**Description of the task**
Reproduce the full listing as it stands. Images do not belong in the copy.
+ + + +
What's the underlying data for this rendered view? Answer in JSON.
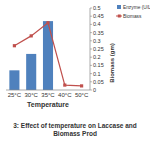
{
  "chart_data": {
    "type": "bar",
    "title": "3: Effect of temperature on Laccase and Biomass Prod",
    "x_label": "Temperature",
    "y_label": "Biomass (gm)",
    "categories": [
      "25°C",
      "30°C",
      "35°C",
      "40°C",
      "50°C"
    ],
    "series": [
      {
        "name": "Enzyme (U/L)",
        "type": "bar",
        "color": "#4f81bd",
        "values": [
          0.12,
          0.22,
          0.42,
          0,
          0
        ]
      },
      {
        "name": "Biomass",
        "type": "line",
        "color": "#c0504d",
        "marker": "square",
        "values": [
          0.27,
          0.33,
          0.41,
          0.03,
          0.025
        ]
      }
    ],
    "ylim": [
      0,
      0.5
    ],
    "yticks": [
      0,
      0.05,
      0.1,
      0.15,
      0.2,
      0.25,
      0.3,
      0.35,
      0.4,
      0.45,
      0.5
    ],
    "grid": false,
    "legend": "top-right"
  }
}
+ + + +
**Exercise answer**
What's the underlying data for this rendered view? Answer in JSON.
{
  "chart_data": {
    "type": "bar",
    "title": "3: Effect of temperature on Laccase and Biomass Prod",
    "x_label": "Temperature",
    "y_label": "Biomass (gm)",
    "categories": [
      "25°C",
      "30°C",
      "35°C",
      "40°C",
      "50°C"
    ],
    "series": [
      {
        "name": "Enzyme (U/L)",
        "type": "bar",
        "color": "#4f81bd",
        "values": [
          0.12,
          0.22,
          0.42,
          0,
          0
        ]
      },
      {
        "name": "Biomass",
        "type": "line",
        "color": "#c0504d",
        "marker": "square",
        "values": [
          0.27,
          0.33,
          0.41,
          0.03,
          0.025
        ]
      }
    ],
    "ylim": [
      0,
      0.5
    ],
    "yticks": [
      0,
      0.05,
      0.1,
      0.15,
      0.2,
      0.25,
      0.3,
      0.35,
      0.4,
      0.45,
      0.5
    ],
    "grid": false,
    "legend": "top-right"
  }
}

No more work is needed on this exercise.